**Work instructions**.
Strip the pictures and reproduce the rest of the listing exactly.

**Entries supplied**.
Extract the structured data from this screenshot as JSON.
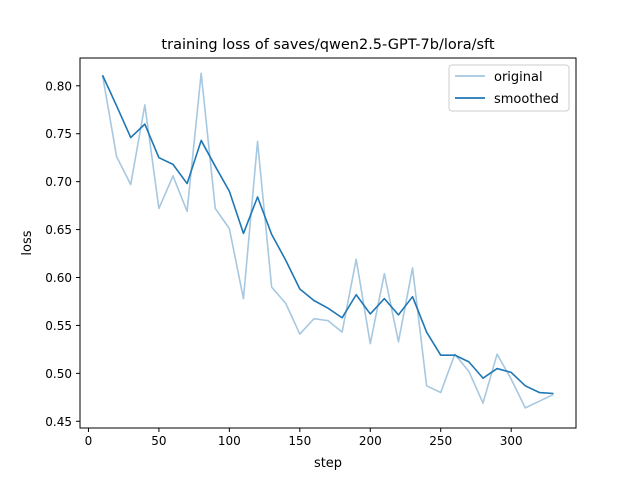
{
  "chart_data": {
    "type": "line",
    "title": "training loss of saves/qwen2.5-GPT-7b/lora/sft",
    "xlabel": "step",
    "ylabel": "loss",
    "xlim": [
      -6,
      346
    ],
    "ylim": [
      0.443,
      0.829
    ],
    "xticks": [
      0,
      50,
      100,
      150,
      200,
      250,
      300
    ],
    "yticks": [
      0.45,
      0.5,
      0.55,
      0.6,
      0.65,
      0.7,
      0.75,
      0.8
    ],
    "ytick_labels": [
      "0.45",
      "0.50",
      "0.55",
      "0.60",
      "0.65",
      "0.70",
      "0.75",
      "0.80"
    ],
    "grid": false,
    "legend_position": "top-right",
    "x": [
      10,
      20,
      30,
      40,
      50,
      60,
      70,
      80,
      90,
      100,
      110,
      120,
      130,
      140,
      150,
      160,
      170,
      180,
      190,
      200,
      210,
      220,
      230,
      240,
      250,
      260,
      270,
      280,
      290,
      300,
      310,
      320,
      330
    ],
    "series": [
      {
        "name": "original",
        "color": "#a6c8e0",
        "values": [
          0.811,
          0.726,
          0.697,
          0.78,
          0.672,
          0.706,
          0.669,
          0.813,
          0.672,
          0.651,
          0.578,
          0.742,
          0.59,
          0.573,
          0.541,
          0.557,
          0.555,
          0.543,
          0.619,
          0.531,
          0.604,
          0.533,
          0.61,
          0.487,
          0.48,
          0.52,
          0.502,
          0.469,
          0.52,
          0.494,
          0.464,
          0.471,
          0.478
        ]
      },
      {
        "name": "smoothed",
        "color": "#1f77b4",
        "values": [
          0.811,
          0.779,
          0.746,
          0.76,
          0.725,
          0.718,
          0.698,
          0.743,
          0.716,
          0.69,
          0.646,
          0.684,
          0.645,
          0.618,
          0.588,
          0.576,
          0.568,
          0.558,
          0.582,
          0.562,
          0.578,
          0.561,
          0.58,
          0.543,
          0.519,
          0.519,
          0.512,
          0.495,
          0.505,
          0.501,
          0.487,
          0.48,
          0.479
        ]
      }
    ]
  }
}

**Task result**.
Extract the structured data from this screenshot as JSON.
{
  "chart_data": {
    "type": "line",
    "title": "training loss of saves/qwen2.5-GPT-7b/lora/sft",
    "xlabel": "step",
    "ylabel": "loss",
    "xlim": [
      -6,
      346
    ],
    "ylim": [
      0.443,
      0.829
    ],
    "xticks": [
      0,
      50,
      100,
      150,
      200,
      250,
      300
    ],
    "yticks": [
      0.45,
      0.5,
      0.55,
      0.6,
      0.65,
      0.7,
      0.75,
      0.8
    ],
    "ytick_labels": [
      "0.45",
      "0.50",
      "0.55",
      "0.60",
      "0.65",
      "0.70",
      "0.75",
      "0.80"
    ],
    "grid": false,
    "legend_position": "top-right",
    "x": [
      10,
      20,
      30,
      40,
      50,
      60,
      70,
      80,
      90,
      100,
      110,
      120,
      130,
      140,
      150,
      160,
      170,
      180,
      190,
      200,
      210,
      220,
      230,
      240,
      250,
      260,
      270,
      280,
      290,
      300,
      310,
      320,
      330
    ],
    "series": [
      {
        "name": "original",
        "color": "#a6c8e0",
        "values": [
          0.811,
          0.726,
          0.697,
          0.78,
          0.672,
          0.706,
          0.669,
          0.813,
          0.672,
          0.651,
          0.578,
          0.742,
          0.59,
          0.573,
          0.541,
          0.557,
          0.555,
          0.543,
          0.619,
          0.531,
          0.604,
          0.533,
          0.61,
          0.487,
          0.48,
          0.52,
          0.502,
          0.469,
          0.52,
          0.494,
          0.464,
          0.471,
          0.478
        ]
      },
      {
        "name": "smoothed",
        "color": "#1f77b4",
        "values": [
          0.811,
          0.779,
          0.746,
          0.76,
          0.725,
          0.718,
          0.698,
          0.743,
          0.716,
          0.69,
          0.646,
          0.684,
          0.645,
          0.618,
          0.588,
          0.576,
          0.568,
          0.558,
          0.582,
          0.562,
          0.578,
          0.561,
          0.58,
          0.543,
          0.519,
          0.519,
          0.512,
          0.495,
          0.505,
          0.501,
          0.487,
          0.48,
          0.479
        ]
      }
    ]
  }
}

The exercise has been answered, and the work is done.